>> BEGIN Records provided

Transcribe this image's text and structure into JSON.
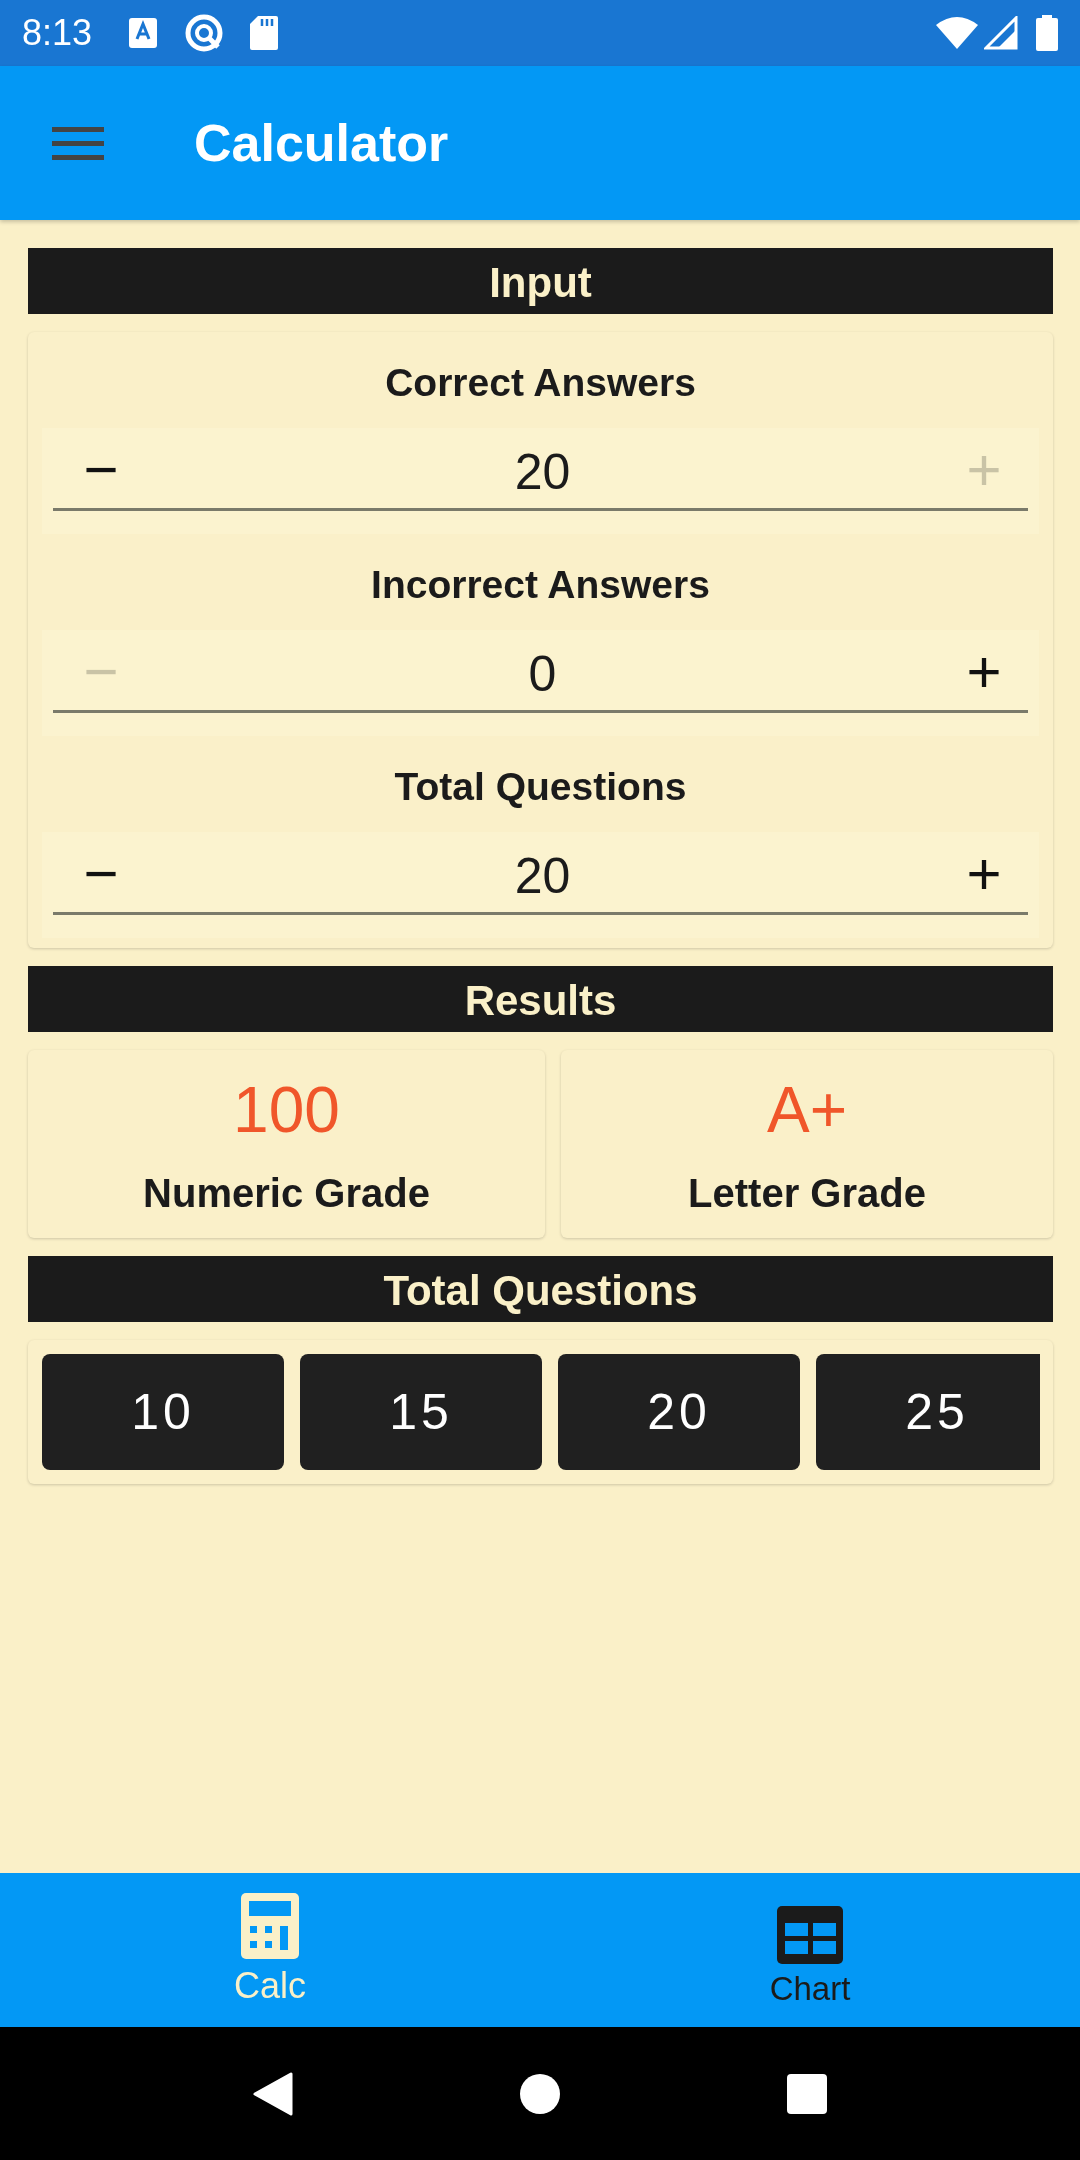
{
  "status_bar": {
    "time": "8:13"
  },
  "app_bar": {
    "title": "Calculator"
  },
  "input": {
    "header": "Input",
    "steppers": [
      {
        "label": "Correct Answers",
        "value": "20",
        "decrement": {
          "symbol": "−",
          "disabled": false
        },
        "increment": {
          "symbol": "+",
          "disabled": true
        }
      },
      {
        "label": "Incorrect Answers",
        "value": "0",
        "decrement": {
          "symbol": "−",
          "disabled": true
        },
        "increment": {
          "symbol": "+",
          "disabled": false
        }
      },
      {
        "label": "Total Questions",
        "value": "20",
        "decrement": {
          "symbol": "−",
          "disabled": false
        },
        "increment": {
          "symbol": "+",
          "disabled": false
        }
      }
    ]
  },
  "results": {
    "header": "Results",
    "cards": [
      {
        "value": "100",
        "label": "Numeric Grade"
      },
      {
        "value": "A+",
        "label": "Letter Grade"
      }
    ]
  },
  "presets": {
    "header": "Total Questions",
    "buttons": [
      "10",
      "15",
      "20",
      "25"
    ]
  },
  "bottom_nav": {
    "tabs": [
      {
        "label": "Calc",
        "selected": true
      },
      {
        "label": "Chart",
        "selected": false
      }
    ]
  }
}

>> END Records provided

## [Written instruction]
Copy out all lines from the material above that contain the string "value".

## [The completed task]
        "value": "20",
        "value": "0",
        "value": "20",
        "value": "100",
        "value": "A+",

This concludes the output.